Reproduce the records below exactly as they appear.

begin GIVEN DATA

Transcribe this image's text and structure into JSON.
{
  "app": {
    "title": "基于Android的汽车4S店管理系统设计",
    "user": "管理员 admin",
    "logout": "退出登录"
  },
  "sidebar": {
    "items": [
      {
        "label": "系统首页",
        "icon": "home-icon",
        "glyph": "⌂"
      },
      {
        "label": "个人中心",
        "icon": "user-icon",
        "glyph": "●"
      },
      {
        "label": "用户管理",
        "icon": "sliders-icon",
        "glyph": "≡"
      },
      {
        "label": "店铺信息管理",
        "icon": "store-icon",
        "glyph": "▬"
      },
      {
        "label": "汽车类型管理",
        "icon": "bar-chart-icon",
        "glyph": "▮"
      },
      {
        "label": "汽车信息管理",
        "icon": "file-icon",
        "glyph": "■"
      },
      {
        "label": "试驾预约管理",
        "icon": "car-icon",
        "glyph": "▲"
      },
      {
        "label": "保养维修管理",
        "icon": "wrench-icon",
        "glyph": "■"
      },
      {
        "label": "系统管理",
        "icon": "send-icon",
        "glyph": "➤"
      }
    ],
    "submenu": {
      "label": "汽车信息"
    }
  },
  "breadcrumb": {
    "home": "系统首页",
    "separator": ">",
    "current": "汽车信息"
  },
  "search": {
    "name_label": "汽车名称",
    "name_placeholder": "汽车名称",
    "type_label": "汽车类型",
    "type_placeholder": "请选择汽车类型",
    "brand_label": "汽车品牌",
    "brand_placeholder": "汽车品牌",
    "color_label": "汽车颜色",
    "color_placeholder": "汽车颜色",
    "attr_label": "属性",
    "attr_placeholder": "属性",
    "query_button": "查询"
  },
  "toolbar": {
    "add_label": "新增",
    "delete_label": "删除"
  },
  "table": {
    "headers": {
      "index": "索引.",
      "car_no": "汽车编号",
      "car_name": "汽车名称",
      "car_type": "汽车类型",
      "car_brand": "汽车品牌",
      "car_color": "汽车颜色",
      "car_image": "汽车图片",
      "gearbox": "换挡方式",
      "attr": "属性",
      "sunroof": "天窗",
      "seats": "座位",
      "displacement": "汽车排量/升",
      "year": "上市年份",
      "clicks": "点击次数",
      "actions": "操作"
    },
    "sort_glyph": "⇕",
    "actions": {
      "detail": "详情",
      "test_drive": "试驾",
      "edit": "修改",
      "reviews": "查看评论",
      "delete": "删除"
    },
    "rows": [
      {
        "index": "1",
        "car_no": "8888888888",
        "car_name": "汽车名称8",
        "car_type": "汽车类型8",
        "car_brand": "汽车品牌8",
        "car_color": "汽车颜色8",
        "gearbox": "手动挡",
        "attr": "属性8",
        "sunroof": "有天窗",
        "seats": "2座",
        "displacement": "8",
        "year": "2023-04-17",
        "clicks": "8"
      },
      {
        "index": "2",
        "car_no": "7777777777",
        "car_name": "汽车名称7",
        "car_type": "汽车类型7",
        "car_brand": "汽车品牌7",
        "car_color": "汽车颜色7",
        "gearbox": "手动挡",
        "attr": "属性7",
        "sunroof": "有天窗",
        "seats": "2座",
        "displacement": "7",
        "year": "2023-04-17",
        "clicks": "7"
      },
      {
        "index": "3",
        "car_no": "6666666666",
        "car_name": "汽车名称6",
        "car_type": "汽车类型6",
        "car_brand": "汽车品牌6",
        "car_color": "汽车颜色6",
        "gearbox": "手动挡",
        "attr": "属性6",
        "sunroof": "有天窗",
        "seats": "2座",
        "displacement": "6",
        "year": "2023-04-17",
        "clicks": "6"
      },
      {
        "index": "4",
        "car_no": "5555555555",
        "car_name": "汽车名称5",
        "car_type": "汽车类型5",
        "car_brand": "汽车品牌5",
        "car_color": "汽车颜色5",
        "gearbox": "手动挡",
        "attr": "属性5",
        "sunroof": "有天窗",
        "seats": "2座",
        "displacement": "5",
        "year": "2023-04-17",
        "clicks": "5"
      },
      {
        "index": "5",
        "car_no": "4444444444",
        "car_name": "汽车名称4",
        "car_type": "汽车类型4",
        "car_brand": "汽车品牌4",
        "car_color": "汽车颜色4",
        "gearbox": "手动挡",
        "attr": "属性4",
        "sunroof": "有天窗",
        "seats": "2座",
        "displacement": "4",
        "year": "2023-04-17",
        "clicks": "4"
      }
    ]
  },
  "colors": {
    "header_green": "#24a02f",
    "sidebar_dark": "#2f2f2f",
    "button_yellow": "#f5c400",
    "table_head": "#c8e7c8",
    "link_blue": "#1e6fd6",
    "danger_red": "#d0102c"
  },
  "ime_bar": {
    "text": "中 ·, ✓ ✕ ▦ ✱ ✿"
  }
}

end GIVEN DATA

**SOLUTION TO THE EXERCISE:**
Transcribe this image's text and structure into JSON.
{
  "app": {
    "title": "基于Android的汽车4S店管理系统设计",
    "user": "管理员 admin",
    "logout": "退出登录"
  },
  "sidebar": {
    "items": [
      {
        "label": "系统首页",
        "icon": "home-icon",
        "glyph": "⌂"
      },
      {
        "label": "个人中心",
        "icon": "user-icon",
        "glyph": "●"
      },
      {
        "label": "用户管理",
        "icon": "sliders-icon",
        "glyph": "≡"
      },
      {
        "label": "店铺信息管理",
        "icon": "store-icon",
        "glyph": "▬"
      },
      {
        "label": "汽车类型管理",
        "icon": "bar-chart-icon",
        "glyph": "▮"
      },
      {
        "label": "汽车信息管理",
        "icon": "file-icon",
        "glyph": "■"
      },
      {
        "label": "试驾预约管理",
        "icon": "car-icon",
        "glyph": "▲"
      },
      {
        "label": "保养维修管理",
        "icon": "wrench-icon",
        "glyph": "■"
      },
      {
        "label": "系统管理",
        "icon": "send-icon",
        "glyph": "➤"
      }
    ],
    "submenu": {
      "label": "汽车信息"
    }
  },
  "breadcrumb": {
    "home": "系统首页",
    "separator": ">",
    "current": "汽车信息"
  },
  "search": {
    "name_label": "汽车名称",
    "name_placeholder": "汽车名称",
    "type_label": "汽车类型",
    "type_placeholder": "请选择汽车类型",
    "brand_label": "汽车品牌",
    "brand_placeholder": "汽车品牌",
    "color_label": "汽车颜色",
    "color_placeholder": "汽车颜色",
    "attr_label": "属性",
    "attr_placeholder": "属性",
    "query_button": "查询"
  },
  "toolbar": {
    "add_label": "新增",
    "delete_label": "删除"
  },
  "table": {
    "headers": {
      "index": "索引.",
      "car_no": "汽车编号",
      "car_name": "汽车名称",
      "car_type": "汽车类型",
      "car_brand": "汽车品牌",
      "car_color": "汽车颜色",
      "car_image": "汽车图片",
      "gearbox": "换挡方式",
      "attr": "属性",
      "sunroof": "天窗",
      "seats": "座位",
      "displacement": "汽车排量/升",
      "year": "上市年份",
      "clicks": "点击次数",
      "actions": "操作"
    },
    "sort_glyph": "⇕",
    "actions": {
      "detail": "详情",
      "test_drive": "试驾",
      "edit": "修改",
      "reviews": "查看评论",
      "delete": "删除"
    },
    "rows": [
      {
        "index": "1",
        "car_no": "8888888888",
        "car_name": "汽车名称8",
        "car_type": "汽车类型8",
        "car_brand": "汽车品牌8",
        "car_color": "汽车颜色8",
        "gearbox": "手动挡",
        "attr": "属性8",
        "sunroof": "有天窗",
        "seats": "2座",
        "displacement": "8",
        "year": "2023-04-17",
        "clicks": "8"
      },
      {
        "index": "2",
        "car_no": "7777777777",
        "car_name": "汽车名称7",
        "car_type": "汽车类型7",
        "car_brand": "汽车品牌7",
        "car_color": "汽车颜色7",
        "gearbox": "手动挡",
        "attr": "属性7",
        "sunroof": "有天窗",
        "seats": "2座",
        "displacement": "7",
        "year": "2023-04-17",
        "clicks": "7"
      },
      {
        "index": "3",
        "car_no": "6666666666",
        "car_name": "汽车名称6",
        "car_type": "汽车类型6",
        "car_brand": "汽车品牌6",
        "car_color": "汽车颜色6",
        "gearbox": "手动挡",
        "attr": "属性6",
        "sunroof": "有天窗",
        "seats": "2座",
        "displacement": "6",
        "year": "2023-04-17",
        "clicks": "6"
      },
      {
        "index": "4",
        "car_no": "5555555555",
        "car_name": "汽车名称5",
        "car_type": "汽车类型5",
        "car_brand": "汽车品牌5",
        "car_color": "汽车颜色5",
        "gearbox": "手动挡",
        "attr": "属性5",
        "sunroof": "有天窗",
        "seats": "2座",
        "displacement": "5",
        "year": "2023-04-17",
        "clicks": "5"
      },
      {
        "index": "5",
        "car_no": "4444444444",
        "car_name": "汽车名称4",
        "car_type": "汽车类型4",
        "car_brand": "汽车品牌4",
        "car_color": "汽车颜色4",
        "gearbox": "手动挡",
        "attr": "属性4",
        "sunroof": "有天窗",
        "seats": "2座",
        "displacement": "4",
        "year": "2023-04-17",
        "clicks": "4"
      }
    ]
  },
  "colors": {
    "header_green": "#24a02f",
    "sidebar_dark": "#2f2f2f",
    "button_yellow": "#f5c400",
    "table_head": "#c8e7c8",
    "link_blue": "#1e6fd6",
    "danger_red": "#d0102c"
  },
  "ime_bar": {
    "text": "中 ·, ✓ ✕ ▦ ✱ ✿"
  }
}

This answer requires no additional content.